Kutipan Dokumen:
Mohon tunggu...
Efrain Limbong
Efrain Limbong Mohon Tunggu... Jurnalis - Mengukir Eksistensi

Menulis Untuk Peradaban

Selanjutnya

Tutup

Bola Pilihan

Langgam Sukarnois, Geopolitik Regional dan Piala Dunia U-20

28 Maret 2023   14:47 Diperbarui: 29 Maret 2023   09:28 408
+
Laporkan Konten
Laporkan Akun
Kompasiana adalah platform blog. Konten ini menjadi tanggung jawab bloger dan tidak mewakili pandangan redaksi Kompas.
Lihat foto
Gubernur Bali I Wayan Koster. Doc Ig Wayan Koster

Drawing Piala Dunia U-20 yang seyogyanya dihelat di Bali tanggal 31 Maret 2023 resmi dibatalkan oleh FIFA, tanpa ada kepastian kapan drawing akan digelar ulang.

Sebelumnya Gubernur Bali I Wayan Koster menyampaikan penolakan terhadap Timnas Israel bertanding di Bali, beberapa hari sebelum drawing akan digelar. Penolakan disampaikan lewat surat resmi ke Menpora.

Bisa jadi inilah salah satu pertimbangan, sehingga FIFA resmi membatalkan agenda drawing di Bali. Karena tidak mungkin delegasi Israel tidak ikut serta diantara 23 delegasi lainnya yang lolos piala dunia U-20 untuk melakukan drawing.

Tugas 1:
Susunlah sebagai daftar bernomor baris-baris tersimpan yang dimulai dari baris yang memuat "svg-text:26.3: 26.3 — [467, 83, 489, 95]" dan berlanjut sampai baris yang memuat "svg-text:22: 22 — [585, 127, 598, 139]", tanpa menyertakan baris kosong.
Baris-baris yang tersimpan tidak berkaitan dengan kutipan dokumen.

Baris Tersimpan:
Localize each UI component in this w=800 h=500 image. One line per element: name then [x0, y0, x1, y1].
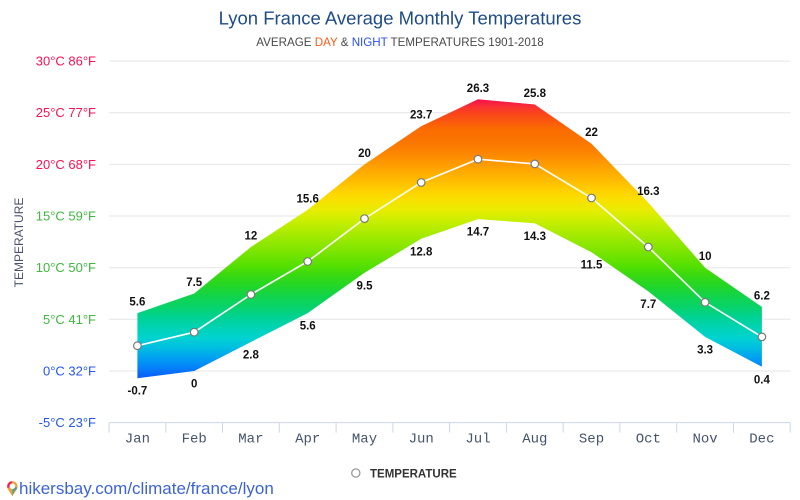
svg-text:26.3: 26.3 — [467, 83, 489, 95]
svg-text:6.2: 6.2 — [754, 290, 770, 302]
svg-text:Oct: Oct — [636, 432, 661, 448]
svg-text:3.3: 3.3 — [697, 344, 713, 356]
svg-text:-0.7: -0.7 — [127, 386, 147, 398]
svg-text:0: 0 — [191, 379, 197, 391]
svg-text:9.5: 9.5 — [357, 280, 374, 292]
svg-text:TEMPERATURE: TEMPERATURE — [12, 198, 26, 288]
svg-text:Apr: Apr — [295, 432, 320, 448]
svg-text:2.8: 2.8 — [243, 350, 260, 362]
svg-text:-5°C 23°F: -5°C 23°F — [39, 415, 96, 430]
svg-text:14.3: 14.3 — [524, 231, 546, 243]
svg-text:5.6: 5.6 — [300, 321, 316, 333]
svg-text:Lyon France Average Monthly Te: Lyon France Average Monthly Temperatures — [219, 7, 582, 28]
svg-text:Jul: Jul — [465, 432, 490, 448]
svg-text:Jan: Jan — [125, 432, 150, 448]
svg-text:14.7: 14.7 — [467, 227, 489, 239]
svg-text:16.3: 16.3 — [637, 186, 659, 198]
svg-text:Jun: Jun — [409, 432, 434, 448]
svg-text:25°C 77°F: 25°C 77°F — [36, 105, 96, 120]
svg-text:Feb: Feb — [182, 432, 207, 448]
svg-text:Aug: Aug — [522, 432, 547, 448]
svg-text:Nov: Nov — [692, 432, 717, 448]
svg-text:12: 12 — [245, 231, 258, 243]
svg-text:hikersbay.com/climate/france/l: hikersbay.com/climate/france/lyon — [19, 479, 274, 498]
svg-text:0°C 32°F: 0°C 32°F — [43, 364, 96, 379]
svg-text:7.5: 7.5 — [186, 277, 203, 289]
svg-text:23.7: 23.7 — [410, 110, 432, 122]
svg-text:May: May — [352, 432, 377, 448]
svg-text:AVERAGE DAY & NIGHT TEMPERATUR: AVERAGE DAY & NIGHT TEMPERATURES 1901-20… — [256, 36, 543, 49]
svg-text:Mar: Mar — [238, 432, 263, 448]
svg-text:15°C 59°F: 15°C 59°F — [36, 209, 96, 224]
svg-text:0.4: 0.4 — [754, 374, 771, 386]
svg-text:5.6: 5.6 — [129, 297, 145, 309]
svg-text:Sep: Sep — [579, 432, 604, 448]
svg-text:20°C 68°F: 20°C 68°F — [36, 157, 96, 172]
svg-text:12.8: 12.8 — [410, 246, 433, 258]
svg-text:TEMPERATURE: TEMPERATURE — [370, 468, 457, 480]
svg-text:5°C 41°F: 5°C 41°F — [43, 312, 96, 327]
svg-text:7.7: 7.7 — [640, 299, 656, 311]
svg-text:Dec: Dec — [749, 432, 774, 448]
svg-text:15.6: 15.6 — [297, 193, 319, 205]
svg-text:22: 22 — [585, 127, 598, 139]
svg-text:10: 10 — [699, 251, 712, 263]
svg-text:30°C 86°F: 30°C 86°F — [36, 54, 96, 69]
svg-text:11.5: 11.5 — [581, 260, 603, 272]
svg-text:25.8: 25.8 — [524, 88, 547, 100]
svg-text:10°C 50°F: 10°C 50°F — [36, 260, 96, 275]
svg-text:20: 20 — [358, 148, 371, 160]
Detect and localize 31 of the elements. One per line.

Tugas 2:
Menurut kutipan dokumen, pada tanggal berapa drawing Piala Dunia U-20 semula akan dihelat di Bali?

Jawaban Lengkap 1:
1. svg-text:26.3: 26.3 — [467, 83, 489, 95]
2. svg-text:6.2: 6.2 — [754, 290, 770, 302]
3. svg-text:Oct: Oct — [636, 432, 661, 448]
4. svg-text:3.3: 3.3 — [697, 344, 713, 356]
5. svg-text:-0.7: -0.7 — [127, 386, 147, 398]
6. svg-text:0: 0 — [191, 379, 197, 391]
7. svg-text:9.5: 9.5 — [357, 280, 374, 292]
8. svg-text:TEMPERATURE: TEMPERATURE — [12, 198, 26, 288]
9. svg-text:Apr: Apr — [295, 432, 320, 448]
10. svg-text:2.8: 2.8 — [243, 350, 260, 362]
11. svg-text:-5°C 23°F: -5°C 23°F — [39, 415, 96, 430]
12. svg-text:14.3: 14.3 — [524, 231, 546, 243]
13. svg-text:5.6: 5.6 — [300, 321, 316, 333]
14. svg-text:Lyon France Average Monthly Te: Lyon France Average Monthly Temperatures — [219, 7, 582, 28]
15. svg-text:Jul: Jul — [465, 432, 490, 448]
16. svg-text:Jan: Jan — [125, 432, 150, 448]
17. svg-text:14.7: 14.7 — [467, 227, 489, 239]
18. svg-text:16.3: 16.3 — [637, 186, 659, 198]
19. svg-text:Jun: Jun — [409, 432, 434, 448]
20. svg-text:25°C 77°F: 25°C 77°F — [36, 105, 96, 120]
21. svg-text:Feb: Feb — [182, 432, 207, 448]
22. svg-text:Aug: Aug — [522, 432, 547, 448]
23. svg-text:Nov: Nov — [692, 432, 717, 448]
24. svg-text:12: 12 — [245, 231, 258, 243]
25. svg-text:hikersbay.com/climate/france/l: hikersbay.com/climate/france/lyon — [19, 479, 274, 498]
26. svg-text:0°C 32°F: 0°C 32°F — [43, 364, 96, 379]
27. svg-text:7.5: 7.5 — [186, 277, 203, 289]
28. svg-text:23.7: 23.7 — [410, 110, 432, 122]
29. svg-text:May: May — [352, 432, 377, 448]
30. svg-text:AVERAGE DAY & NIGHT TEMPERATUR: AVERAGE DAY & NIGHT TEMPERATURES 1901-20… — [256, 36, 543, 49]
31. svg-text:Mar: Mar — [238, 432, 263, 448]
32. svg-text:15°C 59°F: 15°C 59°F — [36, 209, 96, 224]
33. svg-text:0.4: 0.4 — [754, 374, 771, 386]
34. svg-text:5.6: 5.6 — [129, 297, 145, 309]
35. svg-text:Sep: Sep — [579, 432, 604, 448]
36. svg-text:20°C 68°F: 20°C 68°F — [36, 157, 96, 172]
37. svg-text:12.8: 12.8 — [410, 246, 433, 258]
38. svg-text:TEMPERATURE: TEMPERATURE — [370, 468, 457, 480]
39. svg-text:5°C 41°F: 5°C 41°F — [43, 312, 96, 327]
40. svg-text:7.7: 7.7 — [640, 299, 656, 311]
41. svg-text:Dec: Dec — [749, 432, 774, 448]
42. svg-text:15.6: 15.6 — [297, 193, 319, 205]
43. svg-text:22: 22 — [585, 127, 598, 139]

Jawaban Lengkap 2:
Drawing itu semula akan dihelat di Bali pada tanggal 31 Maret 2023.